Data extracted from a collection
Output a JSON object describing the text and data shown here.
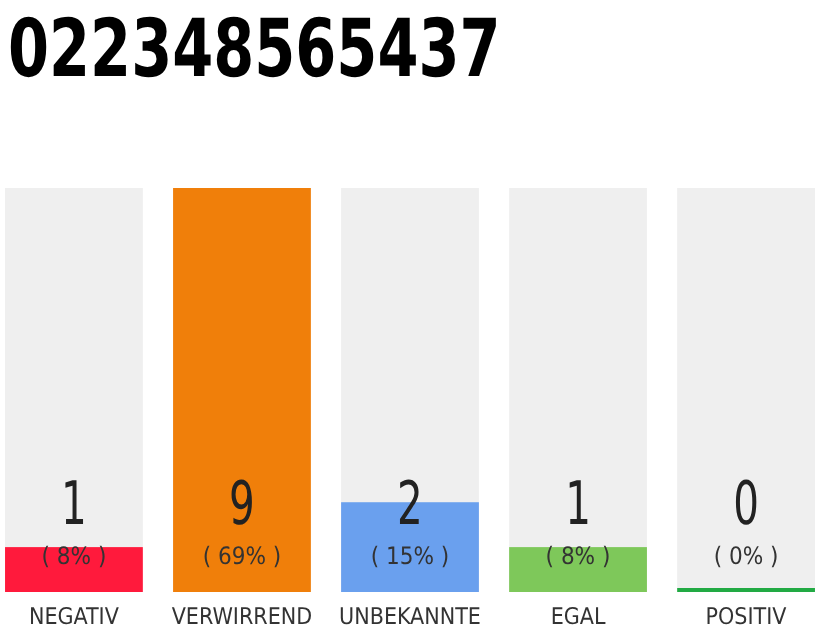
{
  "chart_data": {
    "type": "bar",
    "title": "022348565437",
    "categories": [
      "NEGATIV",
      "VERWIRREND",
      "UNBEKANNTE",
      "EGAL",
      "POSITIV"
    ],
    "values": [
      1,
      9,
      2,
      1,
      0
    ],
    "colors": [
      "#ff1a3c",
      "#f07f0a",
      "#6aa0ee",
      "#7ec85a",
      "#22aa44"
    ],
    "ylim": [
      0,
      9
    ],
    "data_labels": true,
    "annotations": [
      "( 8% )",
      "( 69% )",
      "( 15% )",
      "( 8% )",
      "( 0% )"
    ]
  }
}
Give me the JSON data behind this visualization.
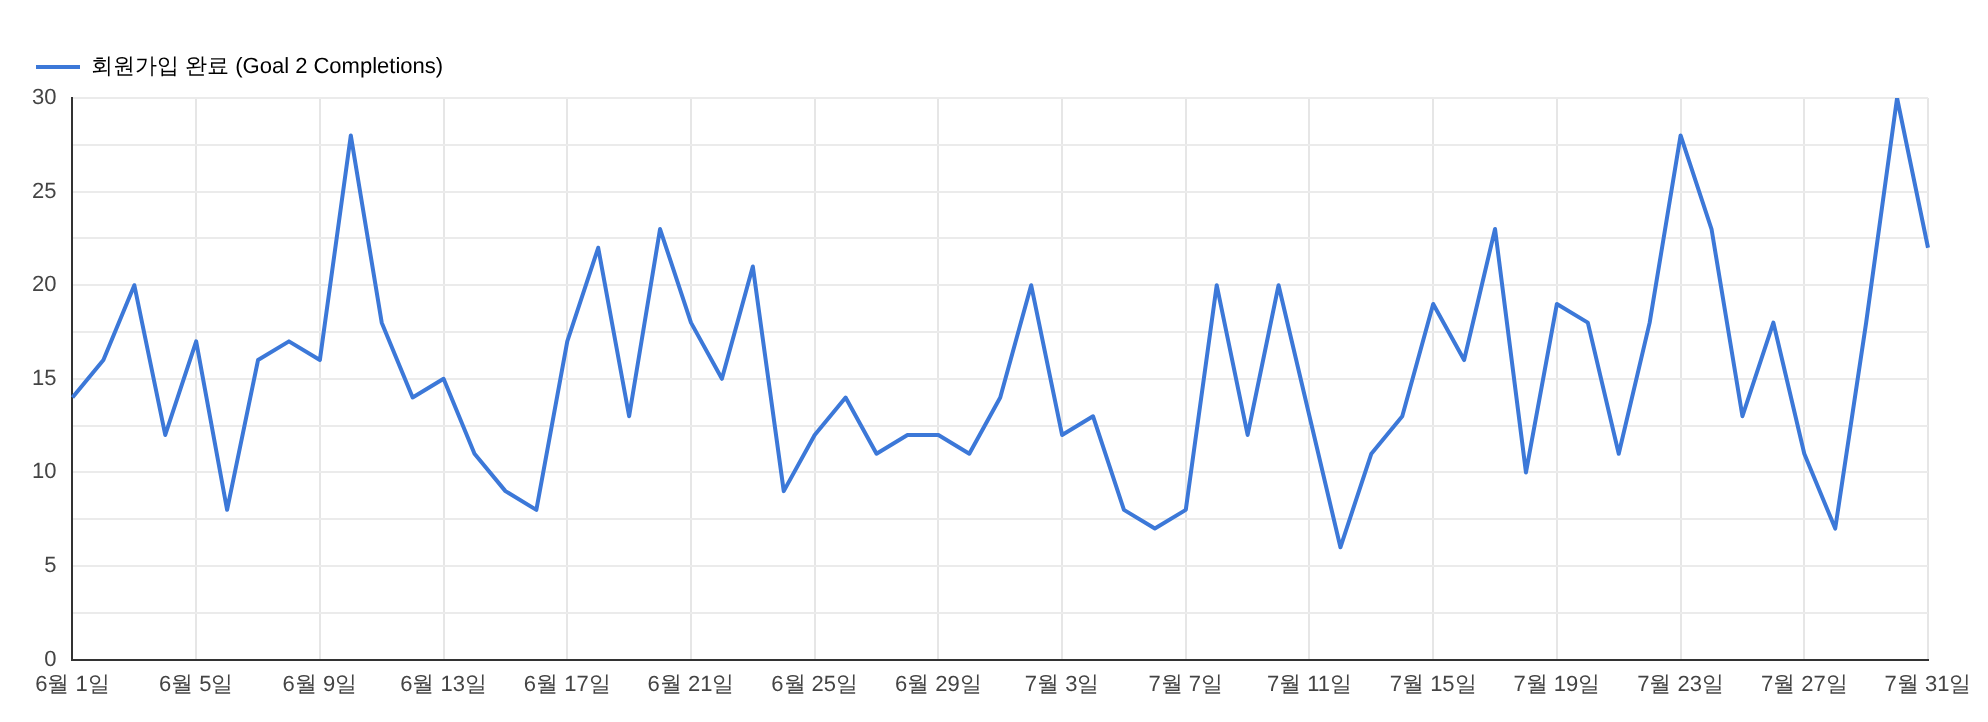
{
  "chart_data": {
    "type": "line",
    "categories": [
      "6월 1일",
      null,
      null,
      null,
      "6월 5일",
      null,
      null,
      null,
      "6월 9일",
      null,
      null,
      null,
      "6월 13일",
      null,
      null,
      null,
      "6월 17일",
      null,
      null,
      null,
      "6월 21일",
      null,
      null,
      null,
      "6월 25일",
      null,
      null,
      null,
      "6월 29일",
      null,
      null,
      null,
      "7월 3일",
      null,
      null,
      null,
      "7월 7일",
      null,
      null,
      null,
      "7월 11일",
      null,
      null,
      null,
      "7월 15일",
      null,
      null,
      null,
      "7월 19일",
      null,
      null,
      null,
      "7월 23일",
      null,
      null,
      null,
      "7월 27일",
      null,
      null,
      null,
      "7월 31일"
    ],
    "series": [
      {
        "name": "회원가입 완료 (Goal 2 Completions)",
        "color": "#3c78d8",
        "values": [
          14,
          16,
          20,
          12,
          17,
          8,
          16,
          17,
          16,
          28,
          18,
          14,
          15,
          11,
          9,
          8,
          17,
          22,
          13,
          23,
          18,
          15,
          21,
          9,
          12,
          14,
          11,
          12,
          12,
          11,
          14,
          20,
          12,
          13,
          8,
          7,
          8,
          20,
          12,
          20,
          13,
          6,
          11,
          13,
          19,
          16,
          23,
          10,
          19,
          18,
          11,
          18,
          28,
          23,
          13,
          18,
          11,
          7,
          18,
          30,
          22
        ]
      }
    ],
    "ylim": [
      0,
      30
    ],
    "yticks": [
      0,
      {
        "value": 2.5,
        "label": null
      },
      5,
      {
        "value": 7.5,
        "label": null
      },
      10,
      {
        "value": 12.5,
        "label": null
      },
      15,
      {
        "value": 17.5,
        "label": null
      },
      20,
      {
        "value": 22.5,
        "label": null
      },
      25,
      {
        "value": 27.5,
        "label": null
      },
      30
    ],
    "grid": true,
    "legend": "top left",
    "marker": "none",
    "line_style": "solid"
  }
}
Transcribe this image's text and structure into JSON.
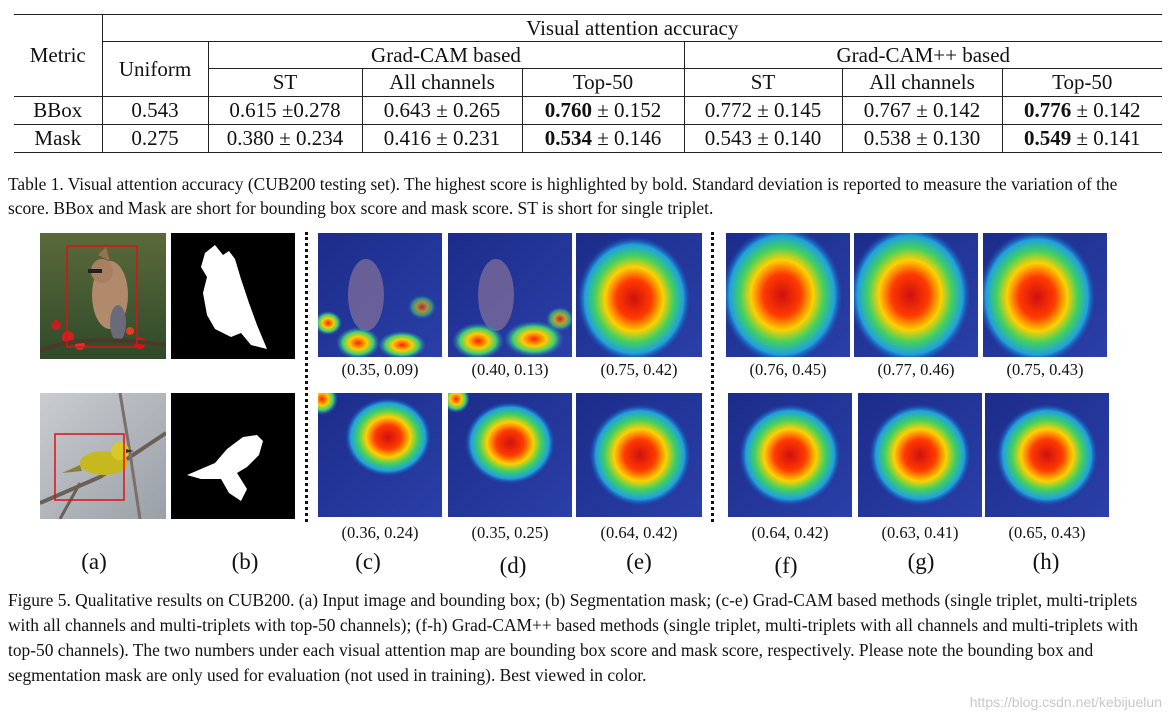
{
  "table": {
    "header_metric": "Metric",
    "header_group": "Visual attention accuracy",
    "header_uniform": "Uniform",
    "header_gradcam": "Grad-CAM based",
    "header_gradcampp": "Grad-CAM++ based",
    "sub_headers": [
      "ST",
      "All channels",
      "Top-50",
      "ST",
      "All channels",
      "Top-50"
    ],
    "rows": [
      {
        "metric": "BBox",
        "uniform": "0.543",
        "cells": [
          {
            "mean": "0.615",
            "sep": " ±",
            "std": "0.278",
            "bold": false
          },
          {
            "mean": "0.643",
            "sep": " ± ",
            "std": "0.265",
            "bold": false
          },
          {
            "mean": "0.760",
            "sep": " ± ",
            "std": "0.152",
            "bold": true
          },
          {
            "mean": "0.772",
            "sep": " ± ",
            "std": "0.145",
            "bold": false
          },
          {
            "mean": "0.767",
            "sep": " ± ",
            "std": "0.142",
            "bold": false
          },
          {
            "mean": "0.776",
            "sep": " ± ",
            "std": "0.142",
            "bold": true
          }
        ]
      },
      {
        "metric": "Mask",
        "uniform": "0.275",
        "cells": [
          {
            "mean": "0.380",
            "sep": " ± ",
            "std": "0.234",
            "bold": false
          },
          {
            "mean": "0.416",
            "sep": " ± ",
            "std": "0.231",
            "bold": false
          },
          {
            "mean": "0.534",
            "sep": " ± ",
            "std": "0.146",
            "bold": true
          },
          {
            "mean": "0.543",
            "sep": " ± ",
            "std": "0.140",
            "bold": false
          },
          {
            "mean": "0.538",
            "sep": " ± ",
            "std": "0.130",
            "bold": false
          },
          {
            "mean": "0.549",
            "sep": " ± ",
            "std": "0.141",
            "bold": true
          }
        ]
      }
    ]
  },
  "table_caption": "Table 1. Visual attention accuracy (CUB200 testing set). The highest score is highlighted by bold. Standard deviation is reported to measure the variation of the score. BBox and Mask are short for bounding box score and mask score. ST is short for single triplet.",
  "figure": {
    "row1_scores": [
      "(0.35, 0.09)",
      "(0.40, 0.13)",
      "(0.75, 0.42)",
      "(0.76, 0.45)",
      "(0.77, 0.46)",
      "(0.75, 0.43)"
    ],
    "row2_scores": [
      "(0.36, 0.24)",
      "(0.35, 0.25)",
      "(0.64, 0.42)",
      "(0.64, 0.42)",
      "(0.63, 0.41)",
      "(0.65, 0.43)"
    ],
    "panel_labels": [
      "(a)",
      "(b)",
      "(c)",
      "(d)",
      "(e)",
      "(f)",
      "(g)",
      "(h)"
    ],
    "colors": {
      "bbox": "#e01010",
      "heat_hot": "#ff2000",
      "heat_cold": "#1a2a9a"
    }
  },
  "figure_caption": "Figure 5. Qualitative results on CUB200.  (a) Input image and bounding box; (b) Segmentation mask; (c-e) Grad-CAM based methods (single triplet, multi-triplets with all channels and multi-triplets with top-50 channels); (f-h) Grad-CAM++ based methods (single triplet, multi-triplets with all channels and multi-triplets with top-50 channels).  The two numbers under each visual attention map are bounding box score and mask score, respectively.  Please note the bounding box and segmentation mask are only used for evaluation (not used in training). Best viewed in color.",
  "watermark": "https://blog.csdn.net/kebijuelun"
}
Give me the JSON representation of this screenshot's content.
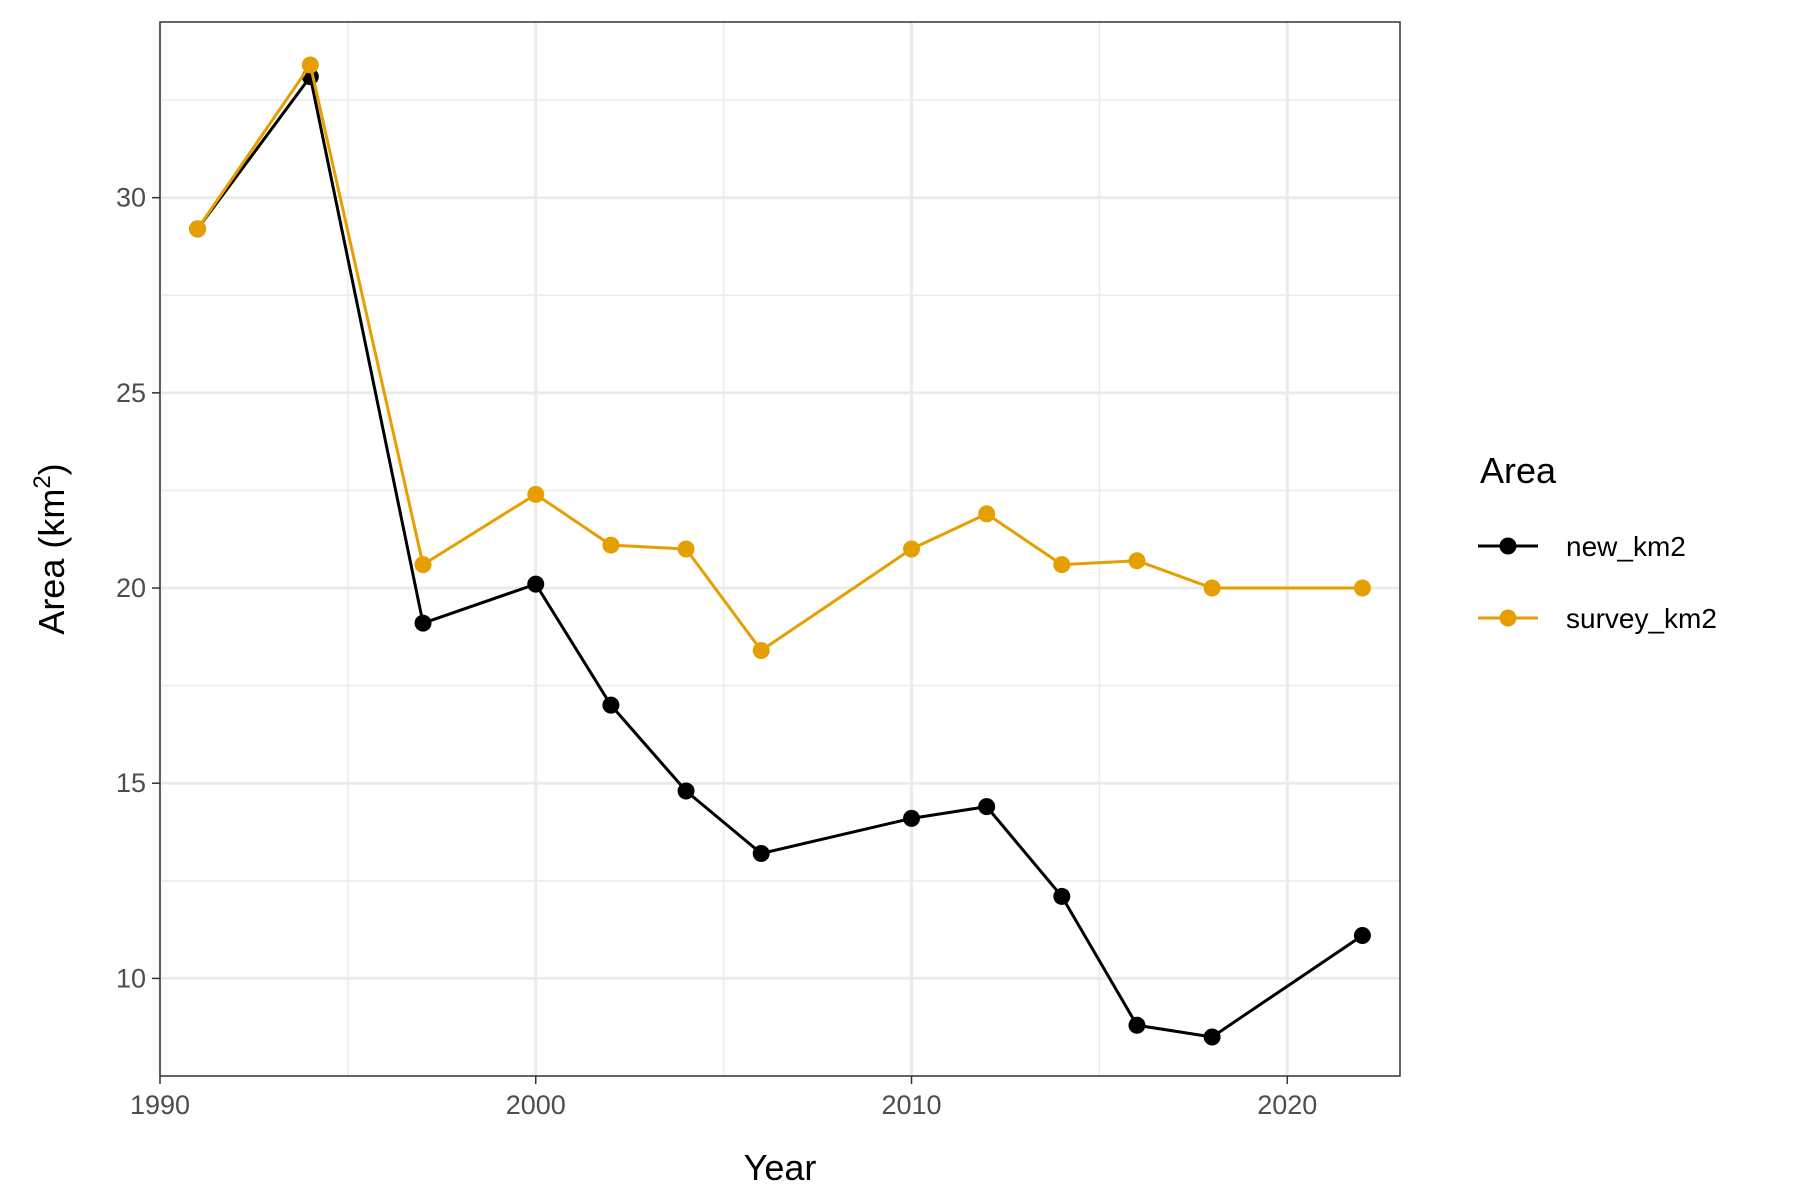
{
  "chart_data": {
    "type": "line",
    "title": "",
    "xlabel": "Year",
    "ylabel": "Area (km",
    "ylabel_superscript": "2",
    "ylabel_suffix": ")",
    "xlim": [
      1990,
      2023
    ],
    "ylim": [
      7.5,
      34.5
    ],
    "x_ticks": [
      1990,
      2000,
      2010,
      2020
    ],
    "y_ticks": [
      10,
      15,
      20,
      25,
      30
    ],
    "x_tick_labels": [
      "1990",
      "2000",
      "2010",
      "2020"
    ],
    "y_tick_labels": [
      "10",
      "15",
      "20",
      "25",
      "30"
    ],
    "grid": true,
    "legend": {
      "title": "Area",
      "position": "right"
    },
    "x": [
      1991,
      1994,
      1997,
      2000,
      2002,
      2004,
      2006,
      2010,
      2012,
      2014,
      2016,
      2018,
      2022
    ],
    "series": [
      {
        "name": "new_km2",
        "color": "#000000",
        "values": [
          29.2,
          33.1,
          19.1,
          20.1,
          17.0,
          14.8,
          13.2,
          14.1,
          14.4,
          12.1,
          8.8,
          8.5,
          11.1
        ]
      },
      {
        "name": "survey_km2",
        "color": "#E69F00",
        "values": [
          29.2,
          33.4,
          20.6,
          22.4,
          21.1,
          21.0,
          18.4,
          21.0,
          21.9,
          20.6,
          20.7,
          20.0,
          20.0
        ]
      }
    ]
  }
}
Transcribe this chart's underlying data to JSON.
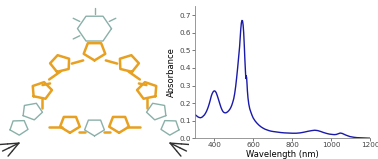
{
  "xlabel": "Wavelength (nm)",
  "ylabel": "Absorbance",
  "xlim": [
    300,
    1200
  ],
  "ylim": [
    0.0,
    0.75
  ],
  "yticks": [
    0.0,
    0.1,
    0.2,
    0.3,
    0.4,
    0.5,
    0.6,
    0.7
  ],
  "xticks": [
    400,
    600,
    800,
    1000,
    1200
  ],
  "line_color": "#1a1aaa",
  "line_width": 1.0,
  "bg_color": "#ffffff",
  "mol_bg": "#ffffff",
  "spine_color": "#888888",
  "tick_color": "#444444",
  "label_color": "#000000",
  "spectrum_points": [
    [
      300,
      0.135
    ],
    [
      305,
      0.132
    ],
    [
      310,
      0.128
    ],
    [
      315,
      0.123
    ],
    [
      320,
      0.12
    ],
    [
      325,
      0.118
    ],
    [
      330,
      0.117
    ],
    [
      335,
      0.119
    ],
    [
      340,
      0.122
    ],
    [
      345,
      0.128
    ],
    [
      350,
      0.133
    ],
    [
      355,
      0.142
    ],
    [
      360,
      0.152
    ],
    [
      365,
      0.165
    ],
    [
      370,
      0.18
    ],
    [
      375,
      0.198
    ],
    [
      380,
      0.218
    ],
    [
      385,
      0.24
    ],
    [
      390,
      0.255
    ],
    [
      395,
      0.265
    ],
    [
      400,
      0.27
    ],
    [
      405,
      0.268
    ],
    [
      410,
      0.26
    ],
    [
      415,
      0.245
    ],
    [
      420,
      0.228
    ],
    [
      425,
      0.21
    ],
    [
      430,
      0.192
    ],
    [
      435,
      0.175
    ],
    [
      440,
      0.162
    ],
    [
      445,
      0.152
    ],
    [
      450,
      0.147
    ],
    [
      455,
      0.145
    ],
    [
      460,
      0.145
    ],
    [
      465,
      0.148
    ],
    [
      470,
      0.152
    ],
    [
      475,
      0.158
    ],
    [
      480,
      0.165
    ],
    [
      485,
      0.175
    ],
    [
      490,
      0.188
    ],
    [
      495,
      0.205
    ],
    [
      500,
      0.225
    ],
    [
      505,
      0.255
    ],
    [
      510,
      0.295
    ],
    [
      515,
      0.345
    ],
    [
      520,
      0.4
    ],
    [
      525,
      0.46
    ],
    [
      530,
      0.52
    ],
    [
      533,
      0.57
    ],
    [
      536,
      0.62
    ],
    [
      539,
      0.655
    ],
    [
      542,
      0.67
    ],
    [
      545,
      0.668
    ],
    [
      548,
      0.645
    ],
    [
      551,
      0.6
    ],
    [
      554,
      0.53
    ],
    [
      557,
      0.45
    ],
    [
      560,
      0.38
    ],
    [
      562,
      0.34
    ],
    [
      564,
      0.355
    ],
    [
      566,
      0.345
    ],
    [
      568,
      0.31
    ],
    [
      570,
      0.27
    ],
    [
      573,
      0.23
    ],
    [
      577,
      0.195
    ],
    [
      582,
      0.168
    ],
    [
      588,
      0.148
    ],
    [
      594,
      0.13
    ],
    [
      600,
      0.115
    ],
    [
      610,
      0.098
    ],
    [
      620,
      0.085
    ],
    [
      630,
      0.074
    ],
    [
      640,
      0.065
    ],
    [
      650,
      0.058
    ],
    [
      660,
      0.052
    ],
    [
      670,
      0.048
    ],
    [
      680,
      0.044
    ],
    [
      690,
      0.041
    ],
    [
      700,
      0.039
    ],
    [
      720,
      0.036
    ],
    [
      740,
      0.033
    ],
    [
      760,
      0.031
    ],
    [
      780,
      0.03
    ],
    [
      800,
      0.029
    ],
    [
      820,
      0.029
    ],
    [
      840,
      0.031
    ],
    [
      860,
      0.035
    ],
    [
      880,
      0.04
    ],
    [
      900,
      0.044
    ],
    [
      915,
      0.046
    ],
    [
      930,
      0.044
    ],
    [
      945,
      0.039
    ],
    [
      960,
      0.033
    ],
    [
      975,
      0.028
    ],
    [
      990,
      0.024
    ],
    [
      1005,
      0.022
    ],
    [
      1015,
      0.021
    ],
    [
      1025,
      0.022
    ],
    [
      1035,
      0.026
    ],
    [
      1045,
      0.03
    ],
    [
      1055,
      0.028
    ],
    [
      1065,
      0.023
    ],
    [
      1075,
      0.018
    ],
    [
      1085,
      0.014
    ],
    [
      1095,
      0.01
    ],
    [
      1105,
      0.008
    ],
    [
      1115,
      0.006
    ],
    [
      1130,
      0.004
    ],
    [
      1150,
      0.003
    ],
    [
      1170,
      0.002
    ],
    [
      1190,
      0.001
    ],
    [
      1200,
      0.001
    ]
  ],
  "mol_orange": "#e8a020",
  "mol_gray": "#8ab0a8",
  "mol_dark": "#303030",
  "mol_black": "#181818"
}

What you are asked to do: Using the data above, copy each line that contains "attention".

Problem solution:
    "header_group": "Visual attention accuracy",
  "table_caption": "Table 1. Visual attention accuracy (CUB200 testing set). The highest score is highlighted by bold. Standard deviation is reported to measure the variation of the score. BBox and Mask are short for bounding box score and mask score. ST is short for single triplet.",
  "figure_caption": "Figure 5. Qualitative results on CUB200.  (a) Input image and bounding box; (b) Segmentation mask; (c-e) Grad-CAM based methods (single triplet, multi-triplets with all channels and multi-triplets with top-50 channels); (f-h) Grad-CAM++ based methods (single triplet, multi-triplets with all channels and multi-triplets with top-50 channels).  The two numbers under each visual attention map are bounding box score and mask score, respectively.  Please note the bounding box and segmentation mask are only used for evaluation (not used in training). Best viewed in color.",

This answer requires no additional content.